Rewrite the listing from its first line through the line containing "The processing unit 820 is at (1182, 372).", inclusive, replacing "exemplary apparatus" with "example apparatus" and leaving everything else unchanged.
Start of PROVIDED DATA
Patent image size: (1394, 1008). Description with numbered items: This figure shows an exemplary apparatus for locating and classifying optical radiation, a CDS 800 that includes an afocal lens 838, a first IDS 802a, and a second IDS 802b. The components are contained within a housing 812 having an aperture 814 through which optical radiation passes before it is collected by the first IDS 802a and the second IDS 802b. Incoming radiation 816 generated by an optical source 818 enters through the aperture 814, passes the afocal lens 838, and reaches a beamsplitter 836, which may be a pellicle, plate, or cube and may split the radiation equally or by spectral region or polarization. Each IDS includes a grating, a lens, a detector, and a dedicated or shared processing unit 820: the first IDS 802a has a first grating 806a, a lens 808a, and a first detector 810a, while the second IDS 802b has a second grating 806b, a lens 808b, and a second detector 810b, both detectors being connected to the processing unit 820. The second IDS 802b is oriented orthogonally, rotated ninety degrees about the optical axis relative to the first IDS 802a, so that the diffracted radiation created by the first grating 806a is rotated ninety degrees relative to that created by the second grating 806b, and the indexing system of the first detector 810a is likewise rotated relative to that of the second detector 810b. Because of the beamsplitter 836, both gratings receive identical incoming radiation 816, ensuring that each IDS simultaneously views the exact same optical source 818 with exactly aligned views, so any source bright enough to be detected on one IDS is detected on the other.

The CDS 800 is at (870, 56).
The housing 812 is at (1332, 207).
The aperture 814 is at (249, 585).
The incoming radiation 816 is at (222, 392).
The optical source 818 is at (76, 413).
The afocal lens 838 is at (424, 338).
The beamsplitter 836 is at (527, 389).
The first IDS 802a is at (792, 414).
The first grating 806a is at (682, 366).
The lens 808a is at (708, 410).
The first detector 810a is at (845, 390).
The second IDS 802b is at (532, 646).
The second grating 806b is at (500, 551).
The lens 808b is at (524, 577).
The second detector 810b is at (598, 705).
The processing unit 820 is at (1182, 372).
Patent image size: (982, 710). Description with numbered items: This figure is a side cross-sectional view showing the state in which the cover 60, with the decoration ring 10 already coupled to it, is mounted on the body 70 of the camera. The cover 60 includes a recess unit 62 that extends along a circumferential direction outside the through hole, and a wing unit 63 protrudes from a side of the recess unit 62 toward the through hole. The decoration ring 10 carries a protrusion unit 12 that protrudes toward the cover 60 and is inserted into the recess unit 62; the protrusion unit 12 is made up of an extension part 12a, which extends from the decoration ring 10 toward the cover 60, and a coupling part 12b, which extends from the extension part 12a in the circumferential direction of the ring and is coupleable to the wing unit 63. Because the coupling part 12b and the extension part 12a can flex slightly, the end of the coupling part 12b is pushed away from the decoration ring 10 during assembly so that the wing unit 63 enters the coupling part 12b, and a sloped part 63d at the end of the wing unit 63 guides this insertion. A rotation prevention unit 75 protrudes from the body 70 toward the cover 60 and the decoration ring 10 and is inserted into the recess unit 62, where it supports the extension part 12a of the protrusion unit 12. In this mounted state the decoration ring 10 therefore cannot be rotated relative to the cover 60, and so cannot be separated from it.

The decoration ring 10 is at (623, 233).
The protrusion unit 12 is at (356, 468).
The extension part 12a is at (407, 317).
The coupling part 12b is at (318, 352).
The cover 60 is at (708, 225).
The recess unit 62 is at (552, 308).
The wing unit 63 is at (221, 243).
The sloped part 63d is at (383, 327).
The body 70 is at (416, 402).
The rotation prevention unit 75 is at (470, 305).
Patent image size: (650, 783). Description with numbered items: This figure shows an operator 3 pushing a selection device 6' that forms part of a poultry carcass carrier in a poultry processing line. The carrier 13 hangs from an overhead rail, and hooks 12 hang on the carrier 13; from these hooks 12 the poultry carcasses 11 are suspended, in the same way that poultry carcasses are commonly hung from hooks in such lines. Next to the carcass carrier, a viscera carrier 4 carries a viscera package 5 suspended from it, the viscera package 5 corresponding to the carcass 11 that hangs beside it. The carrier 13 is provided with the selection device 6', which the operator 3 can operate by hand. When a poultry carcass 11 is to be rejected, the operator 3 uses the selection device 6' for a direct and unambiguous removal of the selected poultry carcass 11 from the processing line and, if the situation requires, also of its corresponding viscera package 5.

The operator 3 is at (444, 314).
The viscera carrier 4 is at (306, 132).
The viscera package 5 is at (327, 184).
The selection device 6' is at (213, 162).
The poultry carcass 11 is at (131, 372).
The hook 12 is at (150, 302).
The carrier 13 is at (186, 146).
End of PROVIDED DATA
EXERCISE OUTPUT
Patent image size: (1394, 1008). Description with numbered items: This figure shows an example apparatus for locating and classifying optical radiation, a CDS 800 that includes an afocal lens 838, a first IDS 802a, and a second IDS 802b. The components are contained within a housing 812 having an aperture 814 through which optical radiation passes before it is collected by the first IDS 802a and the second IDS 802b. Incoming radiation 816 generated by an optical source 818 enters through the aperture 814, passes the afocal lens 838, and reaches a beamsplitter 836, which may be a pellicle, plate, or cube and may split the radiation equally or by spectral region or polarization. Each IDS includes a grating, a lens, a detector, and a dedicated or shared processing unit 820: the first IDS 802a has a first grating 806a, a lens 808a, and a first detector 810a, while the second IDS 802b has a second grating 806b, a lens 808b, and a second detector 810b, both detectors being connected to the processing unit 820. The second IDS 802b is oriented orthogonally, rotated ninety degrees about the optical axis relative to the first IDS 802a, so that the diffracted radiation created by the first grating 806a is rotated ninety degrees relative to that created by the second grating 806b, and the indexing system of the first detector 810a is likewise rotated relative to that of the second detector 810b. Because of the beamsplitter 836, both gratings receive identical incoming radiation 816, ensuring that each IDS simultaneously views the exact same optical source 818 with exactly aligned views, so any source bright enough to be detected on one IDS is detected on the other.

The CDS 800 is at (870, 56).
The housing 812 is at (1332, 207).
The aperture 814 is at (249, 585).
The incoming radiation 816 is at (222, 392).
The optical source 818 is at (76, 413).
The afocal lens 838 is at (424, 338).
The beamsplitter 836 is at (527, 389).
The first IDS 802a is at (792, 414).
The first grating 806a is at (682, 366).
The lens 808a is at (708, 410).
The first detector 810a is at (845, 390).
The second IDS 802b is at (532, 646).
The second grating 806b is at (500, 551).
The lens 808b is at (524, 577).
The second detector 810b is at (598, 705).
The processing unit 820 is at (1182, 372).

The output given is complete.